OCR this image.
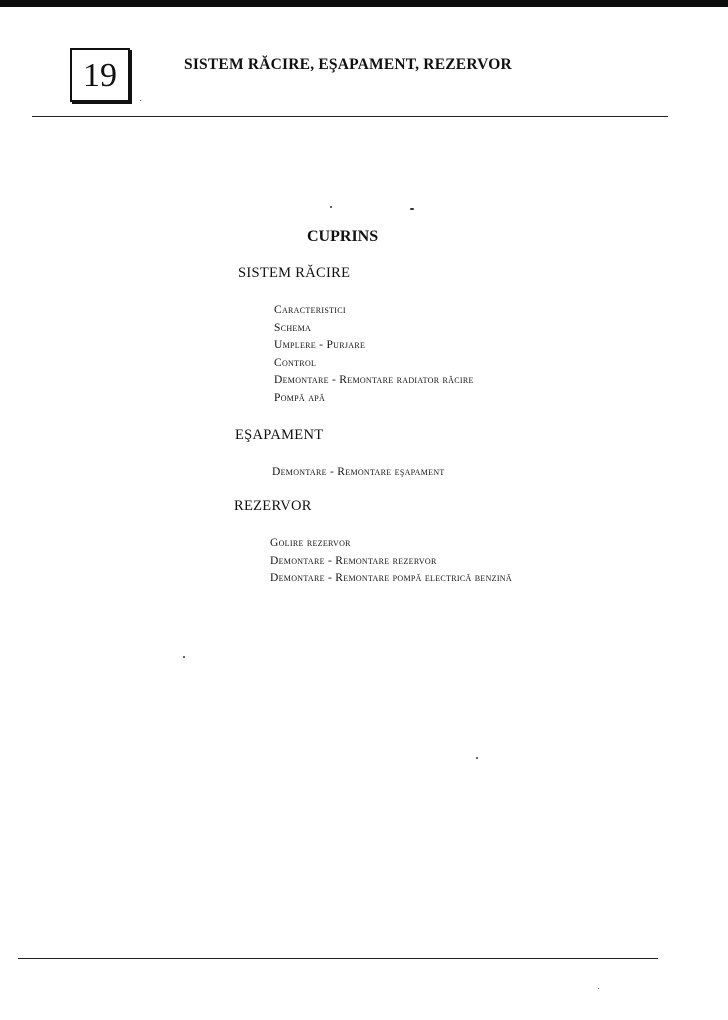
19	SISTEM RĂCIRE, EŞAPAMENT, REZERVOR
CUPRINS
SISTEM RĂCIRE
Caracteristici
Schema
Umplere - Purjare
Control
Demontare - Remontare radiator răcire
Pompă apă
EŞAPAMENT
Demontare - Remontare eşapament
REZERVOR
Golire rezervor
Demontare - Remontare rezervor
Demontare - Remontare pompă electrică benzină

----

• What the exercise asks:
Your task is to gather every line with the word "Remontare" and copy it.

• Complete output:
Demontare - Remontare radiator răcire
Demontare - Remontare eşapament
Demontare - Remontare rezervor
Demontare - Remontare pompă electrică benzină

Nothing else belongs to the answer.